Given exercise:
Filter the entries, keeping every line with the word "Chọn".

Provided data:
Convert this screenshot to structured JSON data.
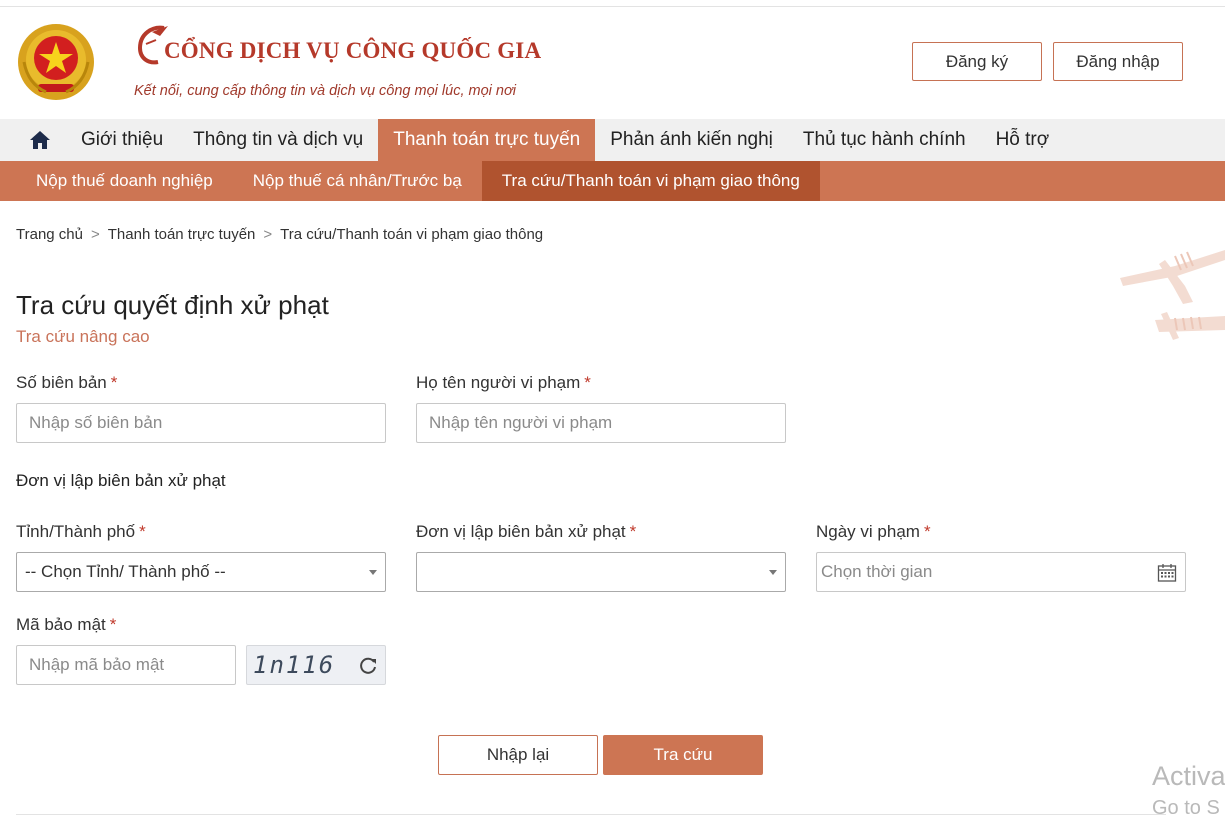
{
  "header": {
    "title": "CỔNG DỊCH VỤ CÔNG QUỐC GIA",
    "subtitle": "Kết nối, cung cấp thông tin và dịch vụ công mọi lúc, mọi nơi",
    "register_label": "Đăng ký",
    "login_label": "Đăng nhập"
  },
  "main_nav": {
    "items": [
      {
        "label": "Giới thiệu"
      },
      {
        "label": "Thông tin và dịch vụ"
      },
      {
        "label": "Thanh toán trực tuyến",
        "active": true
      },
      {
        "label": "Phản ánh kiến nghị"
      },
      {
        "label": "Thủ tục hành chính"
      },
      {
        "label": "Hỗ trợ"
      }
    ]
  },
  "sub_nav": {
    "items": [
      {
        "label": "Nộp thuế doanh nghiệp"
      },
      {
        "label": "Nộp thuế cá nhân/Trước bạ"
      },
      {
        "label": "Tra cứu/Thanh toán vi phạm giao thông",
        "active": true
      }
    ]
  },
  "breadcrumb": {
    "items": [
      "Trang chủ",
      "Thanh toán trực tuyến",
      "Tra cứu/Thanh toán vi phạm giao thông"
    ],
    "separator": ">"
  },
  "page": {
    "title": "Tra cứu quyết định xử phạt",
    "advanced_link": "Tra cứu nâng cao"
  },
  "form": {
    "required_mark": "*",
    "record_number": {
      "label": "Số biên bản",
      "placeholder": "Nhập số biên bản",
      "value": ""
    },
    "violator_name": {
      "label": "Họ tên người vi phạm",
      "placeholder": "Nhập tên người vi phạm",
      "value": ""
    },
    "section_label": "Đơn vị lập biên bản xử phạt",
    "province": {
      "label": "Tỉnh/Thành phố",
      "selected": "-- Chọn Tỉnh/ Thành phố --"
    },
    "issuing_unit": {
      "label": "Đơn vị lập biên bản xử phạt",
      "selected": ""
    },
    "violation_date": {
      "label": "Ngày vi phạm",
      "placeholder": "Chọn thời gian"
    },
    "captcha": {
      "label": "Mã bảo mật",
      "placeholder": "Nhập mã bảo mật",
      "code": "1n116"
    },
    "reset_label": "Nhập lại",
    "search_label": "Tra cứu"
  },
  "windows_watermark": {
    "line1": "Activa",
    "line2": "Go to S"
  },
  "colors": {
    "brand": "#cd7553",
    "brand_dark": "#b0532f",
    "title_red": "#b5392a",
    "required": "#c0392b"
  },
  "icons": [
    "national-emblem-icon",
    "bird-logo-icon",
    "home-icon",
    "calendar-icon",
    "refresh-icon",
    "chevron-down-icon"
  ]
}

The response:
      "selected": "-- Chọn Tỉnh/ Thành phố --"
      "placeholder": "Chọn thời gian"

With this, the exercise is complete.